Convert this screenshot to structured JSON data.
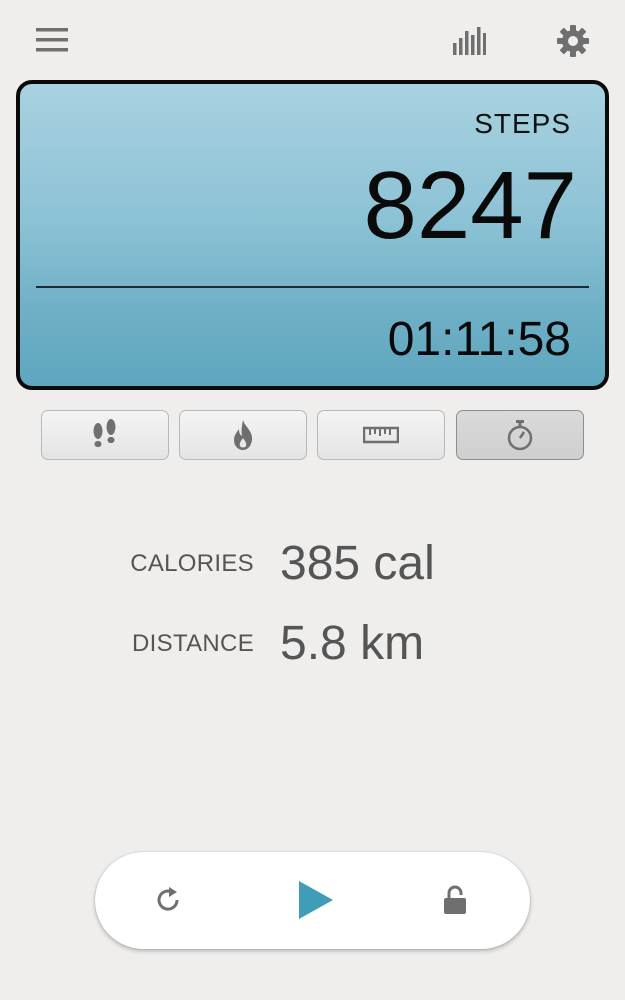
{
  "toolbar": {
    "menu_icon": "hamburger-menu-icon",
    "stats_icon": "bar-chart-icon",
    "settings_icon": "gear-icon"
  },
  "display": {
    "label": "STEPS",
    "steps": "8247",
    "elapsed_time": "01:11:58"
  },
  "modes": [
    {
      "name": "steps",
      "icon": "footprints-icon",
      "active": false
    },
    {
      "name": "calories",
      "icon": "flame-icon",
      "active": false
    },
    {
      "name": "distance",
      "icon": "ruler-icon",
      "active": false
    },
    {
      "name": "time",
      "icon": "stopwatch-icon",
      "active": true
    }
  ],
  "stats": {
    "calories_label": "CALORIES",
    "calories_value": "385 cal",
    "distance_label": "DISTANCE",
    "distance_value": "5.8 km"
  },
  "controls": {
    "reset_icon": "reset-icon",
    "play_icon": "play-icon",
    "lock_icon": "lock-icon"
  },
  "colors": {
    "background": "#efeeed",
    "display_gradient_top": "#a8d2e0",
    "display_gradient_bottom": "#5ea6bf",
    "play_accent": "#3f9db8",
    "icon_gray": "#6f6f6f"
  }
}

Your instructions: Each entry above should be reproduced exactly, with the pictures removed.

Answer for this exercise:
Convert this screenshot to structured JSON data.
{
  "toolbar": {
    "menu_icon": "hamburger-menu-icon",
    "stats_icon": "bar-chart-icon",
    "settings_icon": "gear-icon"
  },
  "display": {
    "label": "STEPS",
    "steps": "8247",
    "elapsed_time": "01:11:58"
  },
  "modes": [
    {
      "name": "steps",
      "icon": "footprints-icon",
      "active": false
    },
    {
      "name": "calories",
      "icon": "flame-icon",
      "active": false
    },
    {
      "name": "distance",
      "icon": "ruler-icon",
      "active": false
    },
    {
      "name": "time",
      "icon": "stopwatch-icon",
      "active": true
    }
  ],
  "stats": {
    "calories_label": "CALORIES",
    "calories_value": "385 cal",
    "distance_label": "DISTANCE",
    "distance_value": "5.8 km"
  },
  "controls": {
    "reset_icon": "reset-icon",
    "play_icon": "play-icon",
    "lock_icon": "lock-icon"
  },
  "colors": {
    "background": "#efeeed",
    "display_gradient_top": "#a8d2e0",
    "display_gradient_bottom": "#5ea6bf",
    "play_accent": "#3f9db8",
    "icon_gray": "#6f6f6f"
  }
}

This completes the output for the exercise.